Please lay out each line of the rows below as a JSON list of strings, with one string per line and no blank lines.

════════════════════

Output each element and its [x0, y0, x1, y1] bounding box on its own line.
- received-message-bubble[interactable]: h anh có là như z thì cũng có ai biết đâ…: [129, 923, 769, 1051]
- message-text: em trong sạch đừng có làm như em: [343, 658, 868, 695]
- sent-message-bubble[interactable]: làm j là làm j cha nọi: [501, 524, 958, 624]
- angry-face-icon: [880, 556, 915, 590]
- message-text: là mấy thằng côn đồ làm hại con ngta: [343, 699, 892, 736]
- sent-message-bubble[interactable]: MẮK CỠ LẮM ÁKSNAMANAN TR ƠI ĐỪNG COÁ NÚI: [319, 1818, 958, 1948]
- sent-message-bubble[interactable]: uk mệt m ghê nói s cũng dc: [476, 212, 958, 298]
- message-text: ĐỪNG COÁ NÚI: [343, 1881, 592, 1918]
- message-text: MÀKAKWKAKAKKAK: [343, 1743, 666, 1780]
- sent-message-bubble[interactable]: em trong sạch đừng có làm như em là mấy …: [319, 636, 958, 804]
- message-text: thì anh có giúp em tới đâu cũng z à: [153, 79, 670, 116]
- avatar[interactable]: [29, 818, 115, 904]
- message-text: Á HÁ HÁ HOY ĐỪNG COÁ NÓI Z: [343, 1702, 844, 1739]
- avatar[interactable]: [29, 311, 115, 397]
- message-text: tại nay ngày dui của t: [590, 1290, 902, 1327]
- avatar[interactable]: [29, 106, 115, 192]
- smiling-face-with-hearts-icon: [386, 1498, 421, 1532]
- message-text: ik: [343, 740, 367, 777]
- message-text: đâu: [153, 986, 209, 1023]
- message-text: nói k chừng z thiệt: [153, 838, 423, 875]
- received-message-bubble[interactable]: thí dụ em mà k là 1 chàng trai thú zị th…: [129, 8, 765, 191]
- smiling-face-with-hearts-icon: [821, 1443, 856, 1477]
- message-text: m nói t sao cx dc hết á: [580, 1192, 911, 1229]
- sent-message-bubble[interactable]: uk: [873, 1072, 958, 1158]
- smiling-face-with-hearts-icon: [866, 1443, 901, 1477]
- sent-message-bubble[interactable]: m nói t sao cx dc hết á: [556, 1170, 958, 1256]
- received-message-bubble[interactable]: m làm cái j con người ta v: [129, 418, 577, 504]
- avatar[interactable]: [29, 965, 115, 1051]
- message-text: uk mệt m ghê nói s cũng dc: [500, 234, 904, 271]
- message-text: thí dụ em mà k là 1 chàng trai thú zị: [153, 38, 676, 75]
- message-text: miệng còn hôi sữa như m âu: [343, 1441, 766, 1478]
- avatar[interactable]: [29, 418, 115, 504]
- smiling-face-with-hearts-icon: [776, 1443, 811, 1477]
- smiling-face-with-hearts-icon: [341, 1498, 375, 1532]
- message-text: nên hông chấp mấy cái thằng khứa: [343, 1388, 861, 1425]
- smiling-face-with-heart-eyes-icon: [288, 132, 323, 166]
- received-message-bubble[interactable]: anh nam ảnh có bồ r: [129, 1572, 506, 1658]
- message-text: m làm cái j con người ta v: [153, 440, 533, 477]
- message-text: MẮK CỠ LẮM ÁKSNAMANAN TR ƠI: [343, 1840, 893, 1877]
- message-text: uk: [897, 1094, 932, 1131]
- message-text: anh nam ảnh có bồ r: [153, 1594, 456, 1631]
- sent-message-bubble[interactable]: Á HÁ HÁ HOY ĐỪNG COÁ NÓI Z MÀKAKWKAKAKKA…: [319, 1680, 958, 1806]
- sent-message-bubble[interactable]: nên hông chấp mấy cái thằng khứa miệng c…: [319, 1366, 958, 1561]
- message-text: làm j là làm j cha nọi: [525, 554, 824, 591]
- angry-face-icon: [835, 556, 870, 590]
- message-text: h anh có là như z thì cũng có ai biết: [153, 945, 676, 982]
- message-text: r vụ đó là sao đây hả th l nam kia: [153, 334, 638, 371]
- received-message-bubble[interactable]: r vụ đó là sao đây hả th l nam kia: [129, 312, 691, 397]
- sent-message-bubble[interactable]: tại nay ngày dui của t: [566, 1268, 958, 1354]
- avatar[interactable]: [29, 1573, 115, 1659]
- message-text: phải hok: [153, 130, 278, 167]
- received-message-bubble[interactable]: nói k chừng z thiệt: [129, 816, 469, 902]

════════════════════

§ WRITTEN RESPONSE:
[
  "Output each element and its [x0, y0, x1, y1] bounding box on its own line.",
  "- received-message-bubble[interactable]: h anh có là như z thì cũng có ai biết đâ…: [129, 923, 769, 1051]",
  "- message-text: em trong sạch đừng có làm như em: [343, 658, 868, 695]",
  "- sent-message-bubble[interactable]: làm j là làm j cha nọi: [501, 524, 958, 624]",
  "- angry-face-icon: [880, 556, 915, 590]",
  "- message-text: là mấy thằng côn đồ làm hại con ngta: [343, 699, 892, 736]",
  "- sent-message-bubble[interactable]: MẮK CỠ LẮM ÁKSNAMANAN TR ƠI ĐỪNG COÁ NÚI: [319, 1818, 958, 1948]",
  "- sent-message-bubble[interactable]: uk mệt m ghê nói s cũng dc: [476, 212, 958, 298]",
  "- message-text: ĐỪNG COÁ NÚI: [343, 1881, 592, 1918]",
  "- message-text: MÀKAKWKAKAKKAK: [343, 1743, 666, 1780]",
  "- sent-message-bubble[interactable]: em trong sạch đừng có làm như em là mấy …: [319, 636, 958, 804]",
  "- message-text: thì anh có giúp em tới đâu cũng z à: [153, 79, 670, 116]",
  "- avatar[interactable]: [29, 818, 115, 904]",
  "- message-text: Á HÁ HÁ HOY ĐỪNG COÁ NÓI Z: [343, 1702, 844, 1739]",
  "- avatar[interactable]: [29, 311, 115, 397]",
  "- message-text: tại nay ngày dui của t: [590, 1290, 902, 1327]",
  "- avatar[interactable]: [29, 106, 115, 192]",
  "- smiling-face-with-hearts-icon: [386, 1498, 421, 1532]",
  "- message-text: ik: [343, 740, 367, 777]",
  "- message-text: đâu: [153, 986, 209, 1023]",
  "- message-text: nói k chừng z thiệt: [153, 838, 423, 875]",
  "- received-message-bubble[interactable]: thí dụ em mà k là 1 chàng trai thú zị th…: [129, 8, 765, 191]",
  "- smiling-face-with-hearts-icon: [821, 1443, 856, 1477]",
  "- message-text: m nói t sao cx dc hết á: [580, 1192, 911, 1229]",
  "- sent-message-bubble[interactable]: uk: [873, 1072, 958, 1158]",
  "- smiling-face-with-hearts-icon: [866, 1443, 901, 1477]",
  "- sent-message-bubble[interactable]: m nói t sao cx dc hết á: [556, 1170, 958, 1256]",
  "- received-message-bubble[interactable]: m làm cái j con người ta v: [129, 418, 577, 504]",
  "- avatar[interactable]: [29, 965, 115, 1051]",
  "- message-text: uk mệt m ghê nói s cũng dc: [500, 234, 904, 271]",
  "- message-text: thí dụ em mà k là 1 chàng trai thú zị: [153, 38, 676, 75]",
  "- message-text: miệng còn hôi sữa như m âu: [343, 1441, 766, 1478]",
  "- avatar[interactable]: [29, 418, 115, 504]",
  "- smiling-face-with-hearts-icon: [776, 1443, 811, 1477]",
  "- smiling-face-with-hearts-icon: [341, 1498, 375, 1532]",
  "- message-text: nên hông chấp mấy cái thằng khứa: [343, 1388, 861, 1425]",
  "- smiling-face-with-heart-eyes-icon: [288, 132, 323, 166]",
  "- received-message-bubble[interactable]: anh nam ảnh có bồ r: [129, 1572, 506, 1658]",
  "- message-text: m làm cái j con người ta v: [153, 440, 533, 477]",
  "- message-text: MẮK CỠ LẮM ÁKSNAMANAN TR ƠI: [343, 1840, 893, 1877]",
  "- message-text: uk: [897, 1094, 932, 1131]",
  "- message-text: anh nam ảnh có bồ r: [153, 1594, 456, 1631]",
  "- sent-message-bubble[interactable]: Á HÁ HÁ HOY ĐỪNG COÁ NÓI Z MÀKAKWKAKAKKA…: [319, 1680, 958, 1806]",
  "- sent-message-bubble[interactable]: nên hông chấp mấy cái thằng khứa miệng c…: [319, 1366, 958, 1561]",
  "- message-text: làm j là làm j cha nọi: [525, 554, 824, 591]",
  "- angry-face-icon: [835, 556, 870, 590]",
  "- message-text: h anh có là như z thì cũng có ai biết: [153, 945, 676, 982]",
  "- message-text: r vụ đó là sao đây hả th l nam kia: [153, 334, 638, 371]",
  "- received-message-bubble[interactable]: r vụ đó là sao đây hả th l nam kia: [129, 312, 691, 397]",
  "- sent-message-bubble[interactable]: tại nay ngày dui của t: [566, 1268, 958, 1354]",
  "- avatar[interactable]: [29, 1573, 115, 1659]",
  "- message-text: phải hok: [153, 130, 278, 167]",
  "- received-message-bubble[interactable]: nói k chừng z thiệt: [129, 816, 469, 902]"
]